**WHAT NEEDS TO BE DONE:** Copy the text about the N-Choe stream word for word, everything from "- Nicknames: Naalaa" down to "in Chandigarh, Punjab.".

**EXCERPT:**
——————————

- Nicknames: Naalaa Stadium Wala Naalaa Ataawa choe

Physical characteristics
- • coordinates: 30°43′28″N 76°44′03″E﻿ / ﻿30.7245435°N 76.7342077°E

= N Choe =

The N-Choe is a seasonal stream (the word "choe" means stream in Punjabi) that originates in Chandigarh, India and runs across the Leisure Valley to Kajheri, Mohali (now known as Sahibzada Ajit Singh Nagar) Punjab, India, and later merges into the Ghaggar River. The stream runs across Leisure Valley and the PCA Cricket Stadium. It is one of the seasonal rivulets in Chandigarh, which include Sukhna Choe in the East and Patiala Ki Rao in the West. The Choe Nala originates at sector 29 in Chandigarh, Punjab.

It is known as Ataawa choe among locals.

——————————

**SUPPLIED DATA:**
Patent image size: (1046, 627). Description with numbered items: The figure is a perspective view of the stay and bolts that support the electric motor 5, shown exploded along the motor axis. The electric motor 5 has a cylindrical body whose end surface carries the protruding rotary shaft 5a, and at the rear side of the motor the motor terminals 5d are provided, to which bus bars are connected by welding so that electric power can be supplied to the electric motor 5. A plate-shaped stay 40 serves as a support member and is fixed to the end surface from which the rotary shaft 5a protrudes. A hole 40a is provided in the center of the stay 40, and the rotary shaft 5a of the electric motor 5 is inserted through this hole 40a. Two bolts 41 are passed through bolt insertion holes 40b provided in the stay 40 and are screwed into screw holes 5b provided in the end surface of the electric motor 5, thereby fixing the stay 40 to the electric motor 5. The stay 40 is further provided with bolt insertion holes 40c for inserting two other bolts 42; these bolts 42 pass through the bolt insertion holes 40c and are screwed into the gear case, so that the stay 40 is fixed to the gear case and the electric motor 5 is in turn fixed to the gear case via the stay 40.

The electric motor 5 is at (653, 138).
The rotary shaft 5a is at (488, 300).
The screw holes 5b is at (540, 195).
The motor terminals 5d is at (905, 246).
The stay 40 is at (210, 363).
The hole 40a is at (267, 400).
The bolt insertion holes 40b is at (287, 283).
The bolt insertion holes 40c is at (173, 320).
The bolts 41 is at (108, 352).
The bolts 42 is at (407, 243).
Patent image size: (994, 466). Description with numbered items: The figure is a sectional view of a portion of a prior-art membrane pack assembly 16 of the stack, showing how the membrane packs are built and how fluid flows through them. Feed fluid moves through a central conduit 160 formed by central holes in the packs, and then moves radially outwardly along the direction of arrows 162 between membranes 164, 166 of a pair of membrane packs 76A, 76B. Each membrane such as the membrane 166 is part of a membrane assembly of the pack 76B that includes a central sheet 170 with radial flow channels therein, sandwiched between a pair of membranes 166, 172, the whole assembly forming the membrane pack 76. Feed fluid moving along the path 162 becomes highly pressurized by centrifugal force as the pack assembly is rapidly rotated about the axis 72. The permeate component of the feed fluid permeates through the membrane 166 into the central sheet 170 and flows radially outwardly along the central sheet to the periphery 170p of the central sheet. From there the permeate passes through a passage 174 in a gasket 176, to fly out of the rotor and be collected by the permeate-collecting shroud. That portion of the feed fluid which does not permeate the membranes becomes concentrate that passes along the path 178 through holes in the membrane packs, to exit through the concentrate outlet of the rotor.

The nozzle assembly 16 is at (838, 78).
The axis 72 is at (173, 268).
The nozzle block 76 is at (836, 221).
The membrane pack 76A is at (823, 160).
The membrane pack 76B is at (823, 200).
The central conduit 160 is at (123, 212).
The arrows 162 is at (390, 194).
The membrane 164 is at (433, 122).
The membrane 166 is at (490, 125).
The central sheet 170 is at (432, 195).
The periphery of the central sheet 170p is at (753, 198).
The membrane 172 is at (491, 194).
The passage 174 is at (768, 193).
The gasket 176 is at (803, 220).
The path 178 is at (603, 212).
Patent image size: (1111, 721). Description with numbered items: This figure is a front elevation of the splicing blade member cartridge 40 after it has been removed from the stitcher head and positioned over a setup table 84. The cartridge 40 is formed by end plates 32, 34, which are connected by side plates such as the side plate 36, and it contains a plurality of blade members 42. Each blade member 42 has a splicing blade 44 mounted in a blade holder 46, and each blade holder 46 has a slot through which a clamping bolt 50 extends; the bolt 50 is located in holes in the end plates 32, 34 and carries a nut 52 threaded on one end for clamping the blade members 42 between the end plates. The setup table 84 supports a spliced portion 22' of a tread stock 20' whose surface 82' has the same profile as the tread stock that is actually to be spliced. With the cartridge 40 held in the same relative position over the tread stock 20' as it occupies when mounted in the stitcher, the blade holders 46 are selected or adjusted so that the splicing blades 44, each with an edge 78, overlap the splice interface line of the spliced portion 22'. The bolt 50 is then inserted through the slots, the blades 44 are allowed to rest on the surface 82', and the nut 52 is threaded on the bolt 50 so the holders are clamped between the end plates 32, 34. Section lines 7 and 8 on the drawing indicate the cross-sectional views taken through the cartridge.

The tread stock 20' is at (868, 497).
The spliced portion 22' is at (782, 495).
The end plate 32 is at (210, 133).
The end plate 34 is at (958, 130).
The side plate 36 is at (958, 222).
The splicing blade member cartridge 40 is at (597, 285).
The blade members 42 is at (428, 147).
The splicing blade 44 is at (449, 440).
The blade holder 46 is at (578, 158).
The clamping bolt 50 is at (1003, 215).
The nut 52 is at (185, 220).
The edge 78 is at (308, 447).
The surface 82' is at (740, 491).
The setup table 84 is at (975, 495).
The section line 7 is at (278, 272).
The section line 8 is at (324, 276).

——————————

**OUTPUT OF THE EXERCISE:**
- Nicknames: Naalaa Stadium Wala Naalaa Ataawa choe

Physical characteristics
- • coordinates: 30°43′28″N 76°44′03″E﻿ / ﻿30.7245435°N 76.7342077°E

= N Choe =

The N-Choe is a seasonal stream (the word "choe" means stream in Punjabi) that originates in Chandigarh, India and runs across the Leisure Valley to Kajheri, Mohali (now known as Sahibzada Ajit Singh Nagar) Punjab, India, and later merges into the Ghaggar River. The stream runs across Leisure Valley and the PCA Cricket Stadium. It is one of the seasonal rivulets in Chandigarh, which include Sukhna Choe in the East and Patiala Ki Rao in the West. The Choe Nala originates at sector 29 in Chandigarh, Punjab.